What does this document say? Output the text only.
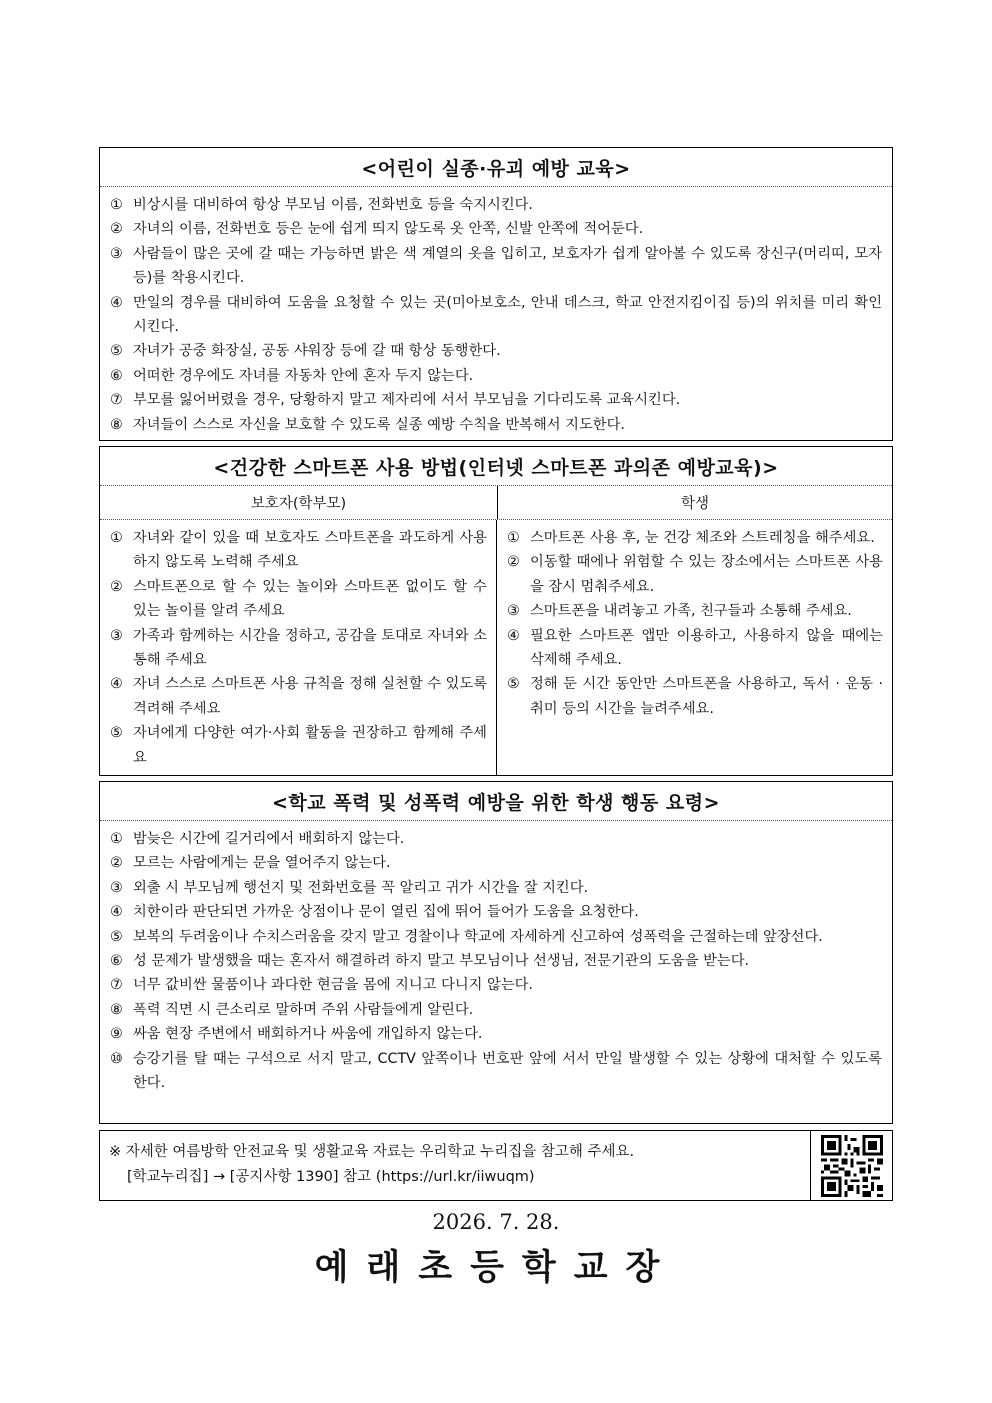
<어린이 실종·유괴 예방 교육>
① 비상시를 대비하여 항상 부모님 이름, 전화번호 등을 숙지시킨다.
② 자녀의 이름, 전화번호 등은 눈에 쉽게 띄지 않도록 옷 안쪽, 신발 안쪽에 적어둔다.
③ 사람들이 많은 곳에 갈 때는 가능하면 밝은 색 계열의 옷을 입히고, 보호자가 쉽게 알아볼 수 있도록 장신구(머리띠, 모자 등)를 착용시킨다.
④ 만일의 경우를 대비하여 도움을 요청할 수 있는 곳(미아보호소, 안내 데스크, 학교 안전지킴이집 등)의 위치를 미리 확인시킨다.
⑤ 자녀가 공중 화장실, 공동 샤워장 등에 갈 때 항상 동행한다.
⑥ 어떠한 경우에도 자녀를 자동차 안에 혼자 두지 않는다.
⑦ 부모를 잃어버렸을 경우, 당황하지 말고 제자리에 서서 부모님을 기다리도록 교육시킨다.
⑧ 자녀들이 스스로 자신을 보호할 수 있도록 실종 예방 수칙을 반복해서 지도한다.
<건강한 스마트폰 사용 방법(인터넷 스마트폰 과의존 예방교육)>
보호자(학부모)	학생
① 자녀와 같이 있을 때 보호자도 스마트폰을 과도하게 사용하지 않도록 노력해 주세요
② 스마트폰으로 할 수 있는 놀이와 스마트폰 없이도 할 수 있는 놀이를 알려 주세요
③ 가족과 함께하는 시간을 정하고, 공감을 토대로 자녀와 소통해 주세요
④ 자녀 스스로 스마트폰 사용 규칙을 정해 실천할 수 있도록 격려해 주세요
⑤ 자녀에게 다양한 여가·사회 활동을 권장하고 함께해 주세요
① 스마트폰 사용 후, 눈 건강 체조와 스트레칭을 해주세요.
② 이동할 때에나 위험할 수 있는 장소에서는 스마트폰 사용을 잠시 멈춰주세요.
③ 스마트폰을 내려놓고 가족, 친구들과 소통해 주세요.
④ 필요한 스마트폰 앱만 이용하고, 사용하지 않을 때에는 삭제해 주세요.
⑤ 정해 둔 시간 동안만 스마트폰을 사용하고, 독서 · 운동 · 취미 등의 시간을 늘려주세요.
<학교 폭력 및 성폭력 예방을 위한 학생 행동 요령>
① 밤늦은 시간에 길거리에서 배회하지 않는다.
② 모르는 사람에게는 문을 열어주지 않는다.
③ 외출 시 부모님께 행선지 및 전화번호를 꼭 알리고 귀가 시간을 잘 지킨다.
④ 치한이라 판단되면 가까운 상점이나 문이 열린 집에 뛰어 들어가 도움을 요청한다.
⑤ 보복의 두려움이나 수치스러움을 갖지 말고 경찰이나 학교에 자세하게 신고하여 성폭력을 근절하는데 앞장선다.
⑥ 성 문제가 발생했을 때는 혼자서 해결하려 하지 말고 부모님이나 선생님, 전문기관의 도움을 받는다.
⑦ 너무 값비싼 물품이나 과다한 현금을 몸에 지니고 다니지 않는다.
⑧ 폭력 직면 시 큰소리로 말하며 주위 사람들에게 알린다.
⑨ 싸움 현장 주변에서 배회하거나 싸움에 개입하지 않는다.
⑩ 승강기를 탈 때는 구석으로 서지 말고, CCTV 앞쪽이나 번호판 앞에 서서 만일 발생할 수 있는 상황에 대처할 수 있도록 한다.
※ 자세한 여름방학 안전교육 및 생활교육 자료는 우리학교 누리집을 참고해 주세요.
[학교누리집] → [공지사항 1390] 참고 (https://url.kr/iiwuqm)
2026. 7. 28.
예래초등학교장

==

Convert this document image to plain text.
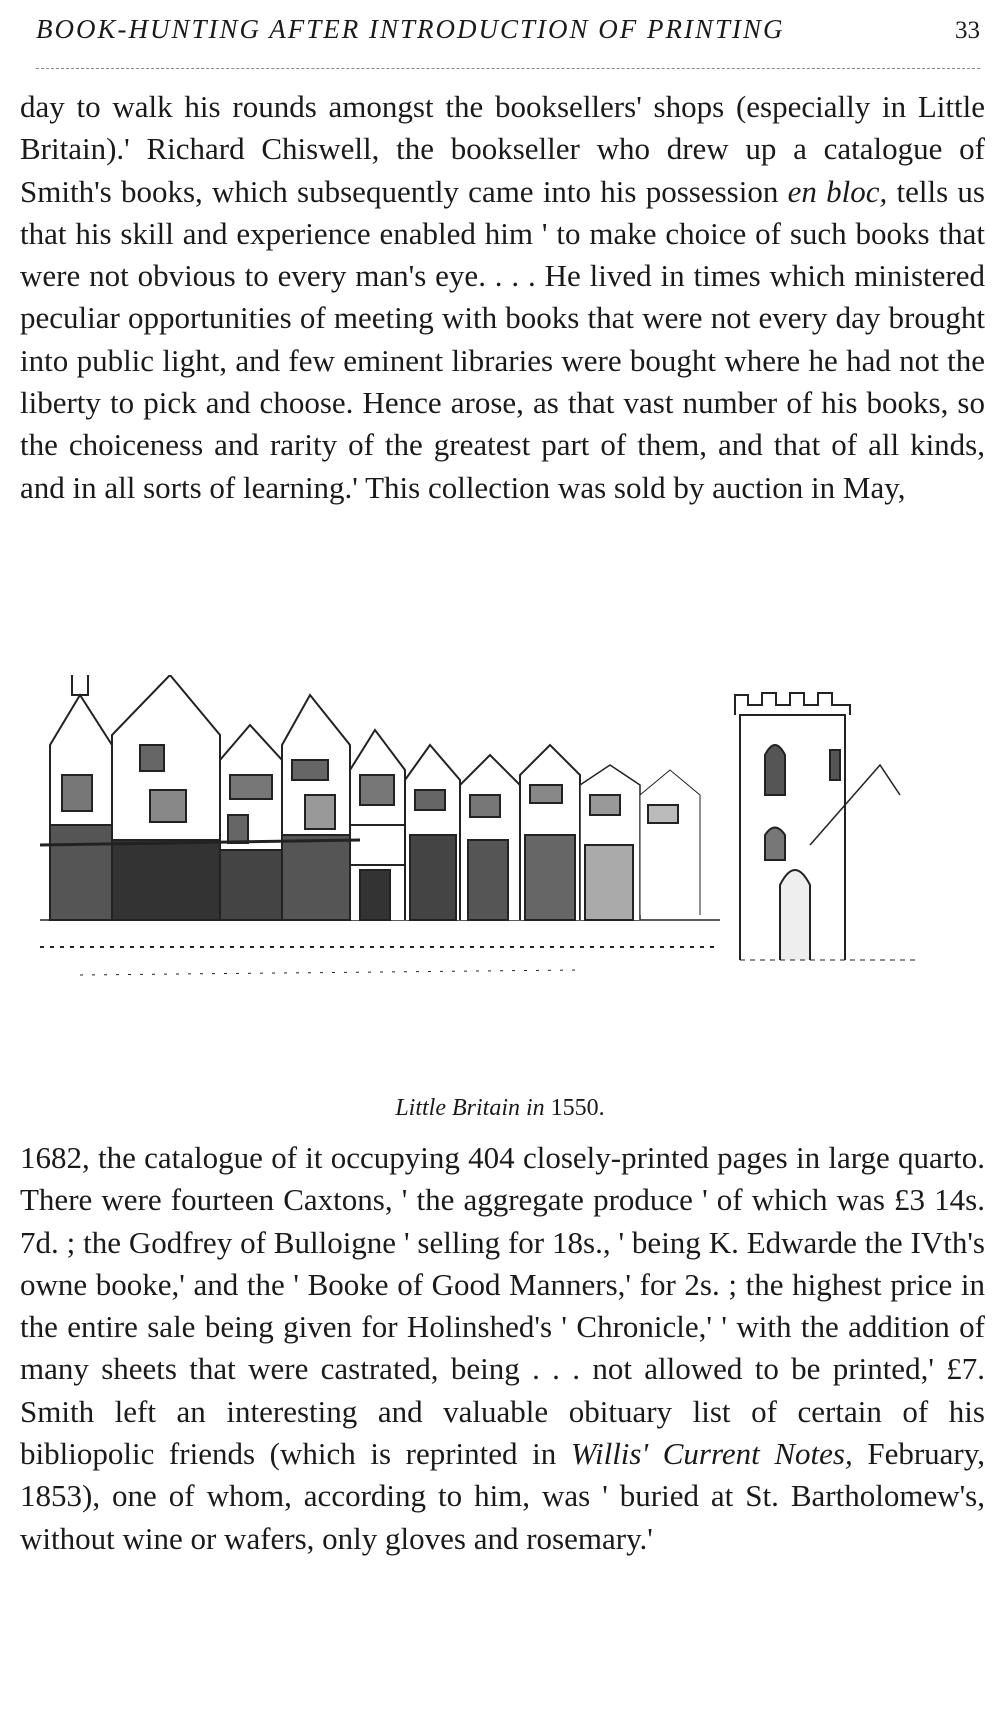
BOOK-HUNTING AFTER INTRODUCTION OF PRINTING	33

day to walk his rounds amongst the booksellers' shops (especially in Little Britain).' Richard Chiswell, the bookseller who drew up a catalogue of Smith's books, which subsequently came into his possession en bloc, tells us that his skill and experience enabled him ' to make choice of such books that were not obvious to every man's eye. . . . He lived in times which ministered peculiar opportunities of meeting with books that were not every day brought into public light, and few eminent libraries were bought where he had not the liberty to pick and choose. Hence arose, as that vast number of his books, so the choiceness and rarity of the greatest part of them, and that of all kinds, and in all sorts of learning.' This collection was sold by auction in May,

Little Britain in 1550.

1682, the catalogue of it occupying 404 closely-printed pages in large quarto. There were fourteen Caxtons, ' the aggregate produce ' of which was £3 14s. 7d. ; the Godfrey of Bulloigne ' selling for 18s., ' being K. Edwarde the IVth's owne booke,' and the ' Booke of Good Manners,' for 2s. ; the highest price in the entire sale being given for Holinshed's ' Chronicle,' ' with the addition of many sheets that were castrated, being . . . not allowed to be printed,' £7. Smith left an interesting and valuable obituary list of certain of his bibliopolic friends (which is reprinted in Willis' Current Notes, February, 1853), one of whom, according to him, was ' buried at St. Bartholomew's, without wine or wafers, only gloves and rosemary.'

* * *

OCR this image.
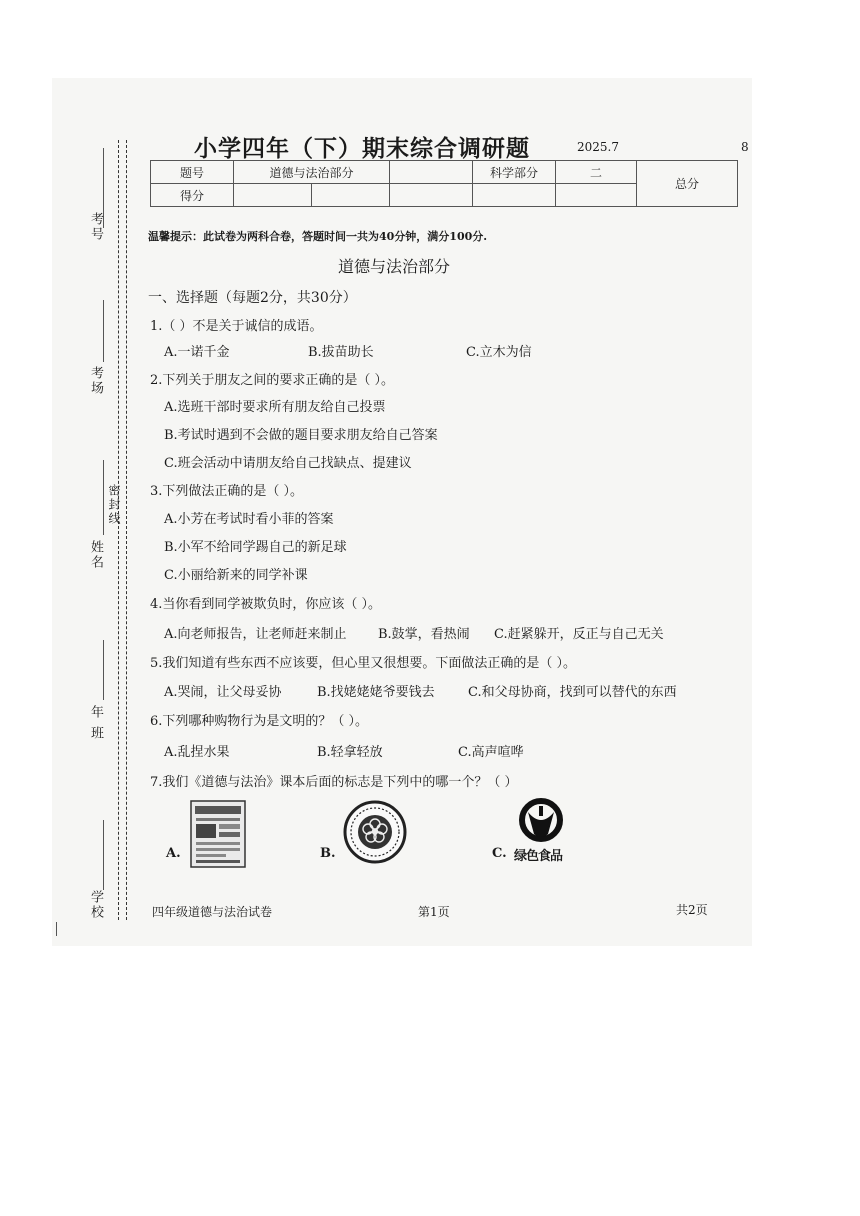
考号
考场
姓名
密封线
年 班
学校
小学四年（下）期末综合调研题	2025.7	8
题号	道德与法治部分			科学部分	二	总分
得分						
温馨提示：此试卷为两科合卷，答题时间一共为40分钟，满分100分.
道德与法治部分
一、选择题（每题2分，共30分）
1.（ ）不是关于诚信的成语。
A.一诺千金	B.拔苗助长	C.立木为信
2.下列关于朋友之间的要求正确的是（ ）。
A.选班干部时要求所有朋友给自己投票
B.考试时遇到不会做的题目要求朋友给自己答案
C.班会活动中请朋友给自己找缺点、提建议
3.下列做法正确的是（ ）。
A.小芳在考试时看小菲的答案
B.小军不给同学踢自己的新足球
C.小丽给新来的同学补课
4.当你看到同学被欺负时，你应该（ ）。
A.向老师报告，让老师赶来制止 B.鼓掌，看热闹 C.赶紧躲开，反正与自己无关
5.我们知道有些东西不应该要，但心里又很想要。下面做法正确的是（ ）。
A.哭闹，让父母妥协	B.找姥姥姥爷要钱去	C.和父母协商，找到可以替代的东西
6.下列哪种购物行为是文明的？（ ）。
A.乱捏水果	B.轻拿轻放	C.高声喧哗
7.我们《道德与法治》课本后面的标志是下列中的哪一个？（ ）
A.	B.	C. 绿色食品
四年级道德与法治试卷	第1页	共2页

### [Given exercise]
Copy out every line holding the string "사용하지".

### [Result for this task]
① 자녀와 같이 있을 때 보호자도 스마트폰을 과도하게 사용하지 않도록 노력해 주세요
④ 필요한 스마트폰 앱만 이용하고, 사용하지 않을 때에는 삭제해 주세요.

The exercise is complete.